Without omitting anything, retype the data that follows.

--- start of Recorded data ---

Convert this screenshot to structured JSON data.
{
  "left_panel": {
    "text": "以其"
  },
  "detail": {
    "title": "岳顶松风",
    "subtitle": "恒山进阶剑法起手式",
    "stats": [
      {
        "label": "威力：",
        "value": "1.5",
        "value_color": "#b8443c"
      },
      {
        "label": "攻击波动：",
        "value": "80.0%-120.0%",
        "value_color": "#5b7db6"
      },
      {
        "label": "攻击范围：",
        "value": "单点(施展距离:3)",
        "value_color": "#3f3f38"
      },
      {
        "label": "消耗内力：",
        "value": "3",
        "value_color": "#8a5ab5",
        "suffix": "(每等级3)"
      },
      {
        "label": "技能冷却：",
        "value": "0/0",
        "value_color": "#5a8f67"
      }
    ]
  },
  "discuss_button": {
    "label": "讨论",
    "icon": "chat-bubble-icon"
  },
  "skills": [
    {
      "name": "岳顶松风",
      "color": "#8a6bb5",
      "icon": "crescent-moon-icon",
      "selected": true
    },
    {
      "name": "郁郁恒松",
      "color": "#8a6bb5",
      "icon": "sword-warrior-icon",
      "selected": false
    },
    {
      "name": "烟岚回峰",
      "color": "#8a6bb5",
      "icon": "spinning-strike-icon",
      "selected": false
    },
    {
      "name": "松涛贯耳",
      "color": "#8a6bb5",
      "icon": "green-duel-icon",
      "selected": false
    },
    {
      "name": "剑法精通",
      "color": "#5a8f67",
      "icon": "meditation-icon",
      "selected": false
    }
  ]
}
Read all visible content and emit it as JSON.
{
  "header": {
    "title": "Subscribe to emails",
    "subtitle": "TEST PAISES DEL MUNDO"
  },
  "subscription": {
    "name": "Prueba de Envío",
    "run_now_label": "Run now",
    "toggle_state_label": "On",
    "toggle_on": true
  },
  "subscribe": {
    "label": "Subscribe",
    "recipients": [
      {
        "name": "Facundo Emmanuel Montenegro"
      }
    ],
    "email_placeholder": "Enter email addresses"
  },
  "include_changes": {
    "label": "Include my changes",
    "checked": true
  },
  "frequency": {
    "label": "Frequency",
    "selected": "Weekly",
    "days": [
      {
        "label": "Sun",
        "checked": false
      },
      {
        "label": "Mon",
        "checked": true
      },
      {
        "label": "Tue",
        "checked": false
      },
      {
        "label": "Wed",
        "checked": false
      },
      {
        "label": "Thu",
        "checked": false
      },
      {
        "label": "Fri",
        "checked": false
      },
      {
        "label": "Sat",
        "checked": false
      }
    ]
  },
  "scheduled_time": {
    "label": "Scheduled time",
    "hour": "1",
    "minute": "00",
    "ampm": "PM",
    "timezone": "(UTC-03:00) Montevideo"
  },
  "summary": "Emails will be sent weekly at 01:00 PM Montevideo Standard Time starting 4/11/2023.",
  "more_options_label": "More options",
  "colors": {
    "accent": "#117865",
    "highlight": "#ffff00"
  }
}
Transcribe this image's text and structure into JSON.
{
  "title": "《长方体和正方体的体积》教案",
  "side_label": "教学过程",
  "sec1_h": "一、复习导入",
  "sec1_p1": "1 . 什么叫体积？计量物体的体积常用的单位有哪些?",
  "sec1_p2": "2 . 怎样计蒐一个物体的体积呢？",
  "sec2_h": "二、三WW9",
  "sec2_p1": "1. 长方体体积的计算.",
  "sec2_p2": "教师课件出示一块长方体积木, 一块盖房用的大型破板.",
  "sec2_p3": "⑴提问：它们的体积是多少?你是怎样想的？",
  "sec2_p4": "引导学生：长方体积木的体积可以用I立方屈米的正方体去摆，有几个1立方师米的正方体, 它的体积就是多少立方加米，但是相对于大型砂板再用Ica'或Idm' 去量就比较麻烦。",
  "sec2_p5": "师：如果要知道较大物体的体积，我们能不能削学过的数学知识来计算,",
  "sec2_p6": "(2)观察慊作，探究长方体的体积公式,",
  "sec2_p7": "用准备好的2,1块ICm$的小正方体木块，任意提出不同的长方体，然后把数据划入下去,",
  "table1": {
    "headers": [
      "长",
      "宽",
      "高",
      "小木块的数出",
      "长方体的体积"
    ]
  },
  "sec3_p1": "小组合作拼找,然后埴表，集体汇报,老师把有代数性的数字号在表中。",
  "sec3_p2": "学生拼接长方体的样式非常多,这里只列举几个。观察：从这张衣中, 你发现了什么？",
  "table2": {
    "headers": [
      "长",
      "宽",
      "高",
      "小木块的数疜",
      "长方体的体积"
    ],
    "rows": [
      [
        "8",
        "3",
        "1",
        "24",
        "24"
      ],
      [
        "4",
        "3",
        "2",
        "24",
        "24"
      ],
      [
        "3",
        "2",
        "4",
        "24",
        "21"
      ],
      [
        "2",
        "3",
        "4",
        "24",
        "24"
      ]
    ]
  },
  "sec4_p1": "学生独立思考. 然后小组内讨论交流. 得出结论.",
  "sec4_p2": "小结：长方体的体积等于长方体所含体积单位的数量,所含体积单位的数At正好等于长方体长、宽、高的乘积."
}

--- end of Recorded data ---

[Problem solution]
Convert this screenshot to structured JSON data.
{
  "left_panel": {
    "text": "以其"
  },
  "detail": {
    "title": "岳顶松风",
    "subtitle": "恒山进阶剑法起手式",
    "stats": [
      {
        "label": "威力：",
        "value": "1.5",
        "value_color": "#b8443c"
      },
      {
        "label": "攻击波动：",
        "value": "80.0%-120.0%",
        "value_color": "#5b7db6"
      },
      {
        "label": "攻击范围：",
        "value": "单点(施展距离:3)",
        "value_color": "#3f3f38"
      },
      {
        "label": "消耗内力：",
        "value": "3",
        "value_color": "#8a5ab5",
        "suffix": "(每等级3)"
      },
      {
        "label": "技能冷却：",
        "value": "0/0",
        "value_color": "#5a8f67"
      }
    ]
  },
  "discuss_button": {
    "label": "讨论",
    "icon": "chat-bubble-icon"
  },
  "skills": [
    {
      "name": "岳顶松风",
      "color": "#8a6bb5",
      "icon": "crescent-moon-icon",
      "selected": true
    },
    {
      "name": "郁郁恒松",
      "color": "#8a6bb5",
      "icon": "sword-warrior-icon",
      "selected": false
    },
    {
      "name": "烟岚回峰",
      "color": "#8a6bb5",
      "icon": "spinning-strike-icon",
      "selected": false
    },
    {
      "name": "松涛贯耳",
      "color": "#8a6bb5",
      "icon": "green-duel-icon",
      "selected": false
    },
    {
      "name": "剑法精通",
      "color": "#5a8f67",
      "icon": "meditation-icon",
      "selected": false
    }
  ]
}
Read all visible content and emit it as JSON.
{
  "header": {
    "title": "Subscribe to emails",
    "subtitle": "TEST PAISES DEL MUNDO"
  },
  "subscription": {
    "name": "Prueba de Envío",
    "run_now_label": "Run now",
    "toggle_state_label": "On",
    "toggle_on": true
  },
  "subscribe": {
    "label": "Subscribe",
    "recipients": [
      {
        "name": "Facundo Emmanuel Montenegro"
      }
    ],
    "email_placeholder": "Enter email addresses"
  },
  "include_changes": {
    "label": "Include my changes",
    "checked": true
  },
  "frequency": {
    "label": "Frequency",
    "selected": "Weekly",
    "days": [
      {
        "label": "Sun",
        "checked": false
      },
      {
        "label": "Mon",
        "checked": true
      },
      {
        "label": "Tue",
        "checked": false
      },
      {
        "label": "Wed",
        "checked": false
      },
      {
        "label": "Thu",
        "checked": false
      },
      {
        "label": "Fri",
        "checked": false
      },
      {
        "label": "Sat",
        "checked": false
      }
    ]
  },
  "scheduled_time": {
    "label": "Scheduled time",
    "hour": "1",
    "minute": "00",
    "ampm": "PM",
    "timezone": "(UTC-03:00) Montevideo"
  },
  "summary": "Emails will be sent weekly at 01:00 PM Montevideo Standard Time starting 4/11/2023.",
  "more_options_label": "More options",
  "colors": {
    "accent": "#117865",
    "highlight": "#ffff00"
  }
}
Transcribe this image's text and structure into JSON.
{
  "title": "《长方体和正方体的体积》教案",
  "side_label": "教学过程",
  "sec1_h": "一、复习导入",
  "sec1_p1": "1 . 什么叫体积？计量物体的体积常用的单位有哪些?",
  "sec1_p2": "2 . 怎样计蒐一个物体的体积呢？",
  "sec2_h": "二、三WW9",
  "sec2_p1": "1. 长方体体积的计算.",
  "sec2_p2": "教师课件出示一块长方体积木, 一块盖房用的大型破板.",
  "sec2_p3": "⑴提问：它们的体积是多少?你是怎样想的？",
  "sec2_p4": "引导学生：长方体积木的体积可以用I立方屈米的正方体去摆，有几个1立方师米的正方体, 它的体积就是多少立方加米，但是相对于大型砂板再用Ica'或Idm' 去量就比较麻烦。",
  "sec2_p5": "师：如果要知道较大物体的体积，我们能不能削学过的数学知识来计算,",
  "sec2_p6": "(2)观察慊作，探究长方体的体积公式,",
  "sec2_p7": "用准备好的2,1块ICm$的小正方体木块，任意提出不同的长方体，然后把数据划入下去,",
  "table1": {
    "headers": [
      "长",
      "宽",
      "高",
      "小木块的数出",
      "长方体的体积"
    ]
  },
  "sec3_p1": "小组合作拼找,然后埴表，集体汇报,老师把有代数性的数字号在表中。",
  "sec3_p2": "学生拼接长方体的样式非常多,这里只列举几个。观察：从这张衣中, 你发现了什么？",
  "table2": {
    "headers": [
      "长",
      "宽",
      "高",
      "小木块的数疜",
      "长方体的体积"
    ],
    "rows": [
      [
        "8",
        "3",
        "1",
        "24",
        "24"
      ],
      [
        "4",
        "3",
        "2",
        "24",
        "24"
      ],
      [
        "3",
        "2",
        "4",
        "24",
        "21"
      ],
      [
        "2",
        "3",
        "4",
        "24",
        "24"
      ]
    ]
  },
  "sec4_p1": "学生独立思考. 然后小组内讨论交流. 得出结论.",
  "sec4_p2": "小结：长方体的体积等于长方体所含体积单位的数量,所含体积单位的数At正好等于长方体长、宽、高的乘积."
}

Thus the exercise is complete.